● **Stated task**: Reproduce the entire listing below verbatim, line by line, and omit the pictures from your copy.

● **Material provided**:
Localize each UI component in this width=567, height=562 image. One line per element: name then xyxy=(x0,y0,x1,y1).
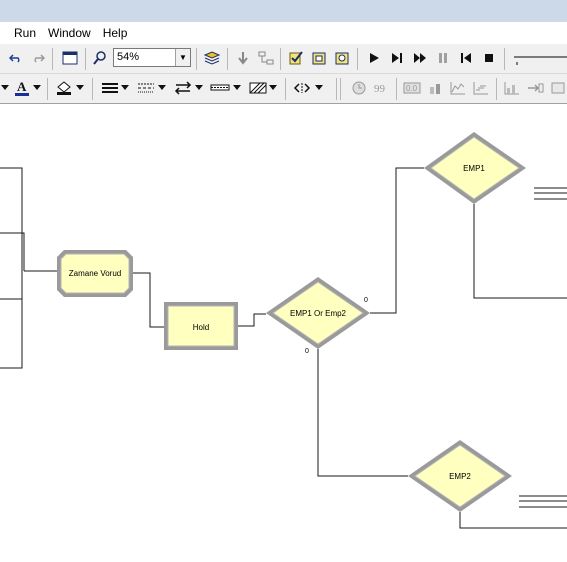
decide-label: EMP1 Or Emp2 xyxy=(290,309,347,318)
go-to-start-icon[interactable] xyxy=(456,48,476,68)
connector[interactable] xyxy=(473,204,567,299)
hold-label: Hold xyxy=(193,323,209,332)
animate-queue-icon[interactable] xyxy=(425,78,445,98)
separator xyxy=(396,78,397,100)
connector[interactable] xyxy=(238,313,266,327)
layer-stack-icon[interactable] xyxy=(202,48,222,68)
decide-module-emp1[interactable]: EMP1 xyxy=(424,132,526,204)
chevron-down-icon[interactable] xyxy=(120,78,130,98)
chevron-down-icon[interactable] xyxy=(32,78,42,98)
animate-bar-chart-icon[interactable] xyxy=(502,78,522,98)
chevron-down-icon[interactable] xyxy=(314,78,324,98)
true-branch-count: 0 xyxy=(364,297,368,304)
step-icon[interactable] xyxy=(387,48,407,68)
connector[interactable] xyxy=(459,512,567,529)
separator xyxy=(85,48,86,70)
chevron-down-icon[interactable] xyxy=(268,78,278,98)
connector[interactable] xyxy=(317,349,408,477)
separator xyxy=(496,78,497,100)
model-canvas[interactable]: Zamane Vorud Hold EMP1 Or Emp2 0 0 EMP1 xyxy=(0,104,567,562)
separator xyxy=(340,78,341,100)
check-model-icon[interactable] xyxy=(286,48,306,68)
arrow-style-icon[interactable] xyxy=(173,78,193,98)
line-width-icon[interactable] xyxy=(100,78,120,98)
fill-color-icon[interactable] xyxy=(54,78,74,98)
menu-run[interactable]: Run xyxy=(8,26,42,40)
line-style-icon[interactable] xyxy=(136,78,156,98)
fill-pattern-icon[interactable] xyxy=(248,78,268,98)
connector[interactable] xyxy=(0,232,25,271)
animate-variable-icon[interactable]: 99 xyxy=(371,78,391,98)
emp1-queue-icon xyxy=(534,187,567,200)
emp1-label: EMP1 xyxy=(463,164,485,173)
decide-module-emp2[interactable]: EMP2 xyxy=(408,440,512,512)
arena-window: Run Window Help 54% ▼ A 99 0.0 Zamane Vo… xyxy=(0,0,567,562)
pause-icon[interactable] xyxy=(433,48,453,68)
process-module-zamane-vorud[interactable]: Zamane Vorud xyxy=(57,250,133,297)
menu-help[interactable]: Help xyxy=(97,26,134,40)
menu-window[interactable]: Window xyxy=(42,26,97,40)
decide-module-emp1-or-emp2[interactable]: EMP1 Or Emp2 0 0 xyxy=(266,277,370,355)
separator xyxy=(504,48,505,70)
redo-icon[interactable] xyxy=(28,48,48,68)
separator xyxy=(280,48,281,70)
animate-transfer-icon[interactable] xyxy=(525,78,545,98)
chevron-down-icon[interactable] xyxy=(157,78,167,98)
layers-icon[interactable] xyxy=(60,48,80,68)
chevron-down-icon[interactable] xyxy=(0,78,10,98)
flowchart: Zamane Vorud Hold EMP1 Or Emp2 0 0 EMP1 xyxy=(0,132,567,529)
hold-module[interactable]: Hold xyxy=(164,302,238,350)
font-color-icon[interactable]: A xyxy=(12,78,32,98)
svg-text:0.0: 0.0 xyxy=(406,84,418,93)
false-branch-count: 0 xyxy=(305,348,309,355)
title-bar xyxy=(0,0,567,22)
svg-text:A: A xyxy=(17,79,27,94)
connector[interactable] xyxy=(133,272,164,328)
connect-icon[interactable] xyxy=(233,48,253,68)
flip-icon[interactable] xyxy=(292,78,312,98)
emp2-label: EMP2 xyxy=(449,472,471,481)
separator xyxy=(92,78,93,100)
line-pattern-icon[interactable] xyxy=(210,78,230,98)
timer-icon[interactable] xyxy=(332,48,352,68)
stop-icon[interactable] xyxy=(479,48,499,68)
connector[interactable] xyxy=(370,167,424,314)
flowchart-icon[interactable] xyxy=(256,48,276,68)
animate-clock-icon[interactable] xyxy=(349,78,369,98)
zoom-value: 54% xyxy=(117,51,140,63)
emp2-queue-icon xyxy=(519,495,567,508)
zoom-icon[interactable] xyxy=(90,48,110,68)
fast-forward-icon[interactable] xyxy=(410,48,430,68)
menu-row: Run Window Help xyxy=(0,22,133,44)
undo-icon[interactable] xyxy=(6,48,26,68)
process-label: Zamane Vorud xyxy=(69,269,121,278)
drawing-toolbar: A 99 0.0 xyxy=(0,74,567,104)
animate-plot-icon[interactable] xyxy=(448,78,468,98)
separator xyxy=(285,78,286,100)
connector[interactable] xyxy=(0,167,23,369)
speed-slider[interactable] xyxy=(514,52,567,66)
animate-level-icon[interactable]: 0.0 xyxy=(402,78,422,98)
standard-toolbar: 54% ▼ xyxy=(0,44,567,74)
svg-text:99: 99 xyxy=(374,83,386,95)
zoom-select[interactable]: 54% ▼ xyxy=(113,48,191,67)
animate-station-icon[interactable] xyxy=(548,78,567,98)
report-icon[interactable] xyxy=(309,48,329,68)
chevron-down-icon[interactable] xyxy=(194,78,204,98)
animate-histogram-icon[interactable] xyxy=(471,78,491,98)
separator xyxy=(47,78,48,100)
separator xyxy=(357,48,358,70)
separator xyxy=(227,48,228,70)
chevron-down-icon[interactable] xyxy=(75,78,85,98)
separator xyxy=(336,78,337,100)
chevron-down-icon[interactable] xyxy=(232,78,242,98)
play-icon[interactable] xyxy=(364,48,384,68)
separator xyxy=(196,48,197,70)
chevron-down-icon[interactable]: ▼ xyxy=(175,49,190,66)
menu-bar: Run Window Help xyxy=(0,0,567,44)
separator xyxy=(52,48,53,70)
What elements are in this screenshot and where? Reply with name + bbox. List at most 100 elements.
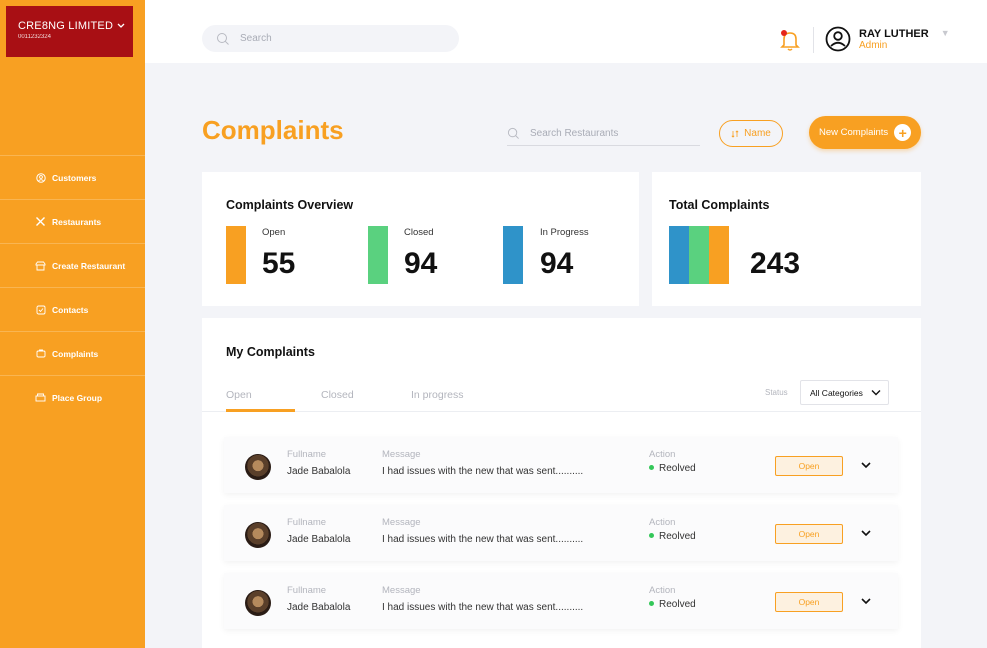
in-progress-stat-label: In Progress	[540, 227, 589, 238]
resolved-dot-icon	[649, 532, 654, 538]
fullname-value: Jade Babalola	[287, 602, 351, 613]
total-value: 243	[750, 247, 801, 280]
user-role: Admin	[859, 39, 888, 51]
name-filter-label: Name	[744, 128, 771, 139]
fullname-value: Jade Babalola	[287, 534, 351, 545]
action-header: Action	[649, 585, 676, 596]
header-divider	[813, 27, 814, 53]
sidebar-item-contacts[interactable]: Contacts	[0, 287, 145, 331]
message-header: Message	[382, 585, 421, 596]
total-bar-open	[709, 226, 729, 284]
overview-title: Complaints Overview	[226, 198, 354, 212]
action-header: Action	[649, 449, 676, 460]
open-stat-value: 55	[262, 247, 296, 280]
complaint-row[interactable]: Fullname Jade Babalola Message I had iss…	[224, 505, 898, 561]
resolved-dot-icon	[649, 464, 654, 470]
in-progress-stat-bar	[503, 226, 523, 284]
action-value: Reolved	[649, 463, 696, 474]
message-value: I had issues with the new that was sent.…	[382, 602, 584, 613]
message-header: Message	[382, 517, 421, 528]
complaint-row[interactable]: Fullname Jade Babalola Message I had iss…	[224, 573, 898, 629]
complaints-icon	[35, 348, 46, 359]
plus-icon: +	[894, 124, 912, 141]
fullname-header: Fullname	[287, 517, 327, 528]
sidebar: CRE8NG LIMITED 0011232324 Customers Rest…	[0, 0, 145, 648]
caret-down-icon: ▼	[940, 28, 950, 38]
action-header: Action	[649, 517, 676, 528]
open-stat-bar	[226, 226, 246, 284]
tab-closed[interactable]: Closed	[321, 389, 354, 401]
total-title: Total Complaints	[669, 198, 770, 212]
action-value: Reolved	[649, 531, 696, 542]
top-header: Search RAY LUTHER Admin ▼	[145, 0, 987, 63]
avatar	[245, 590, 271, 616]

● **Finished exercise**:
Localize each UI component in this width=567, height=562 image. One line per element: name then xyxy=(x0,y0,x1,y1).
decide-label: EMP1 Or Emp2 xyxy=(290,309,347,318)
go-to-start-icon[interactable] xyxy=(456,48,476,68)
connector[interactable] xyxy=(473,204,567,299)
hold-label: Hold xyxy=(193,323,209,332)
animate-queue-icon[interactable] xyxy=(425,78,445,98)
separator xyxy=(396,78,397,100)
connector[interactable] xyxy=(238,313,266,327)
layer-stack-icon[interactable] xyxy=(202,48,222,68)
decide-module-emp1[interactable]: EMP1 xyxy=(424,132,526,204)
chevron-down-icon[interactable] xyxy=(120,78,130,98)
chevron-down-icon[interactable] xyxy=(32,78,42,98)
animate-bar-chart-icon[interactable] xyxy=(502,78,522,98)
chevron-down-icon[interactable] xyxy=(314,78,324,98)
true-branch-count: 0 xyxy=(364,297,368,304)
step-icon[interactable] xyxy=(387,48,407,68)
connector[interactable] xyxy=(459,512,567,529)
separator xyxy=(85,48,86,70)
chevron-down-icon[interactable] xyxy=(268,78,278,98)
connector[interactable] xyxy=(317,349,408,477)
separator xyxy=(496,78,497,100)
model-canvas[interactable]: Zamane Vorud Hold EMP1 Or Emp2 0 0 EMP1 xyxy=(0,104,567,562)
separator xyxy=(340,78,341,100)
check-model-icon[interactable] xyxy=(286,48,306,68)
arrow-style-icon[interactable] xyxy=(173,78,193,98)
line-width-icon[interactable] xyxy=(100,78,120,98)
fill-color-icon[interactable] xyxy=(54,78,74,98)
menu-run[interactable]: Run xyxy=(8,26,42,40)
line-style-icon[interactable] xyxy=(136,78,156,98)
fill-pattern-icon[interactable] xyxy=(248,78,268,98)
connector[interactable] xyxy=(0,232,25,271)
animate-variable-icon[interactable]: 99 xyxy=(371,78,391,98)
emp1-queue-icon xyxy=(534,187,567,200)
emp1-label: EMP1 xyxy=(463,164,485,173)
decide-module-emp2[interactable]: EMP2 xyxy=(408,440,512,512)
arena-window: Run Window Help 54% ▼ A 99 0.0 Zamane Vo… xyxy=(0,0,567,562)
pause-icon[interactable] xyxy=(433,48,453,68)
process-module-zamane-vorud[interactable]: Zamane Vorud xyxy=(57,250,133,297)
menu-help[interactable]: Help xyxy=(97,26,134,40)
menu-window[interactable]: Window xyxy=(42,26,97,40)
decide-module-emp1-or-emp2[interactable]: EMP1 Or Emp2 0 0 xyxy=(266,277,370,355)
separator xyxy=(504,48,505,70)
redo-icon[interactable] xyxy=(28,48,48,68)
separator xyxy=(280,48,281,70)
animate-transfer-icon[interactable] xyxy=(525,78,545,98)
chevron-down-icon[interactable] xyxy=(157,78,167,98)
layers-icon[interactable] xyxy=(60,48,80,68)
chevron-down-icon[interactable] xyxy=(0,78,10,98)
flowchart: Zamane Vorud Hold EMP1 Or Emp2 0 0 EMP1 xyxy=(0,132,567,529)
hold-module[interactable]: Hold xyxy=(164,302,238,350)
font-color-icon[interactable]: A xyxy=(12,78,32,98)
svg-text:0.0: 0.0 xyxy=(406,84,418,93)
false-branch-count: 0 xyxy=(305,348,309,355)
title-bar xyxy=(0,0,567,22)
svg-text:A: A xyxy=(17,79,27,94)
connector[interactable] xyxy=(133,272,164,328)
connect-icon[interactable] xyxy=(233,48,253,68)
flip-icon[interactable] xyxy=(292,78,312,98)
emp2-label: EMP2 xyxy=(449,472,471,481)
separator xyxy=(92,78,93,100)
line-pattern-icon[interactable] xyxy=(210,78,230,98)
timer-icon[interactable] xyxy=(332,48,352,68)
stop-icon[interactable] xyxy=(479,48,499,68)
connector[interactable] xyxy=(370,167,424,314)
flowchart-icon[interactable] xyxy=(256,48,276,68)
animate-clock-icon[interactable] xyxy=(349,78,369,98)
zoom-value: 54% xyxy=(117,51,140,63)
emp2-queue-icon xyxy=(519,495,567,508)
zoom-icon[interactable] xyxy=(90,48,110,68)
fast-forward-icon[interactable] xyxy=(410,48,430,68)
menu-row: Run Window Help xyxy=(0,22,133,44)
undo-icon[interactable] xyxy=(6,48,26,68)
process-label: Zamane Vorud xyxy=(69,269,121,278)
drawing-toolbar: A 99 0.0 xyxy=(0,74,567,104)
animate-plot-icon[interactable] xyxy=(448,78,468,98)
separator xyxy=(285,78,286,100)
connector[interactable] xyxy=(0,167,23,369)
speed-slider[interactable] xyxy=(514,52,567,66)
animate-level-icon[interactable]: 0.0 xyxy=(402,78,422,98)
standard-toolbar: 54% ▼ xyxy=(0,44,567,74)
svg-text:99: 99 xyxy=(374,83,386,95)
zoom-select[interactable]: 54% ▼ xyxy=(113,48,191,67)
animate-station-icon[interactable] xyxy=(548,78,567,98)
report-icon[interactable] xyxy=(309,48,329,68)
chevron-down-icon[interactable] xyxy=(194,78,204,98)
animate-histogram-icon[interactable] xyxy=(471,78,491,98)
separator xyxy=(47,78,48,100)
separator xyxy=(357,48,358,70)
separator xyxy=(227,48,228,70)
chevron-down-icon[interactable] xyxy=(75,78,85,98)
separator xyxy=(336,78,337,100)
chevron-down-icon[interactable] xyxy=(232,78,242,98)
play-icon[interactable] xyxy=(364,48,384,68)
separator xyxy=(196,48,197,70)
chevron-down-icon[interactable]: ▼ xyxy=(175,49,190,66)
menu-bar: Run Window Help xyxy=(0,0,567,44)
separator xyxy=(52,48,53,70)
What elements are in this screenshot and where? Reply with name + bbox. List at most 100 elements.
in-progress-stat-label: In Progress	[540, 227, 589, 238]
resolved-dot-icon	[649, 532, 654, 538]
fullname-value: Jade Babalola	[287, 602, 351, 613]
total-value: 243	[750, 247, 801, 280]
user-role: Admin	[859, 39, 888, 51]
name-filter-label: Name	[744, 128, 771, 139]
fullname-value: Jade Babalola	[287, 534, 351, 545]
action-header: Action	[649, 585, 676, 596]
header-divider	[813, 27, 814, 53]
sidebar-item-contacts[interactable]: Contacts	[0, 287, 145, 331]
message-header: Message	[382, 585, 421, 596]
total-bar-open	[709, 226, 729, 284]
overview-title: Complaints Overview	[226, 198, 354, 212]
action-header: Action	[649, 449, 676, 460]
open-stat-value: 55	[262, 247, 296, 280]
complaint-row[interactable]: Fullname Jade Babalola Message I had iss…	[224, 505, 898, 561]
resolved-dot-icon	[649, 464, 654, 470]
in-progress-stat-bar	[503, 226, 523, 284]
action-value: Reolved	[649, 463, 696, 474]
message-value: I had issues with the new that was sent.…	[382, 602, 584, 613]
message-header: Message	[382, 517, 421, 528]
complaint-row[interactable]: Fullname Jade Babalola Message I had iss…	[224, 573, 898, 629]
complaints-icon	[35, 348, 46, 359]
plus-icon: +	[894, 124, 912, 141]
fullname-header: Fullname	[287, 517, 327, 528]
sidebar: CRE8NG LIMITED 0011232324 Customers Rest…	[0, 0, 145, 648]
caret-down-icon: ▼	[940, 28, 950, 38]
action-header: Action	[649, 517, 676, 528]
open-stat-bar	[226, 226, 246, 284]
tab-closed[interactable]: Closed	[321, 389, 354, 401]
total-title: Total Complaints	[669, 198, 770, 212]
action-value: Reolved	[649, 531, 696, 542]
top-header: Search RAY LUTHER Admin ▼	[145, 0, 987, 63]
avatar	[245, 590, 271, 616]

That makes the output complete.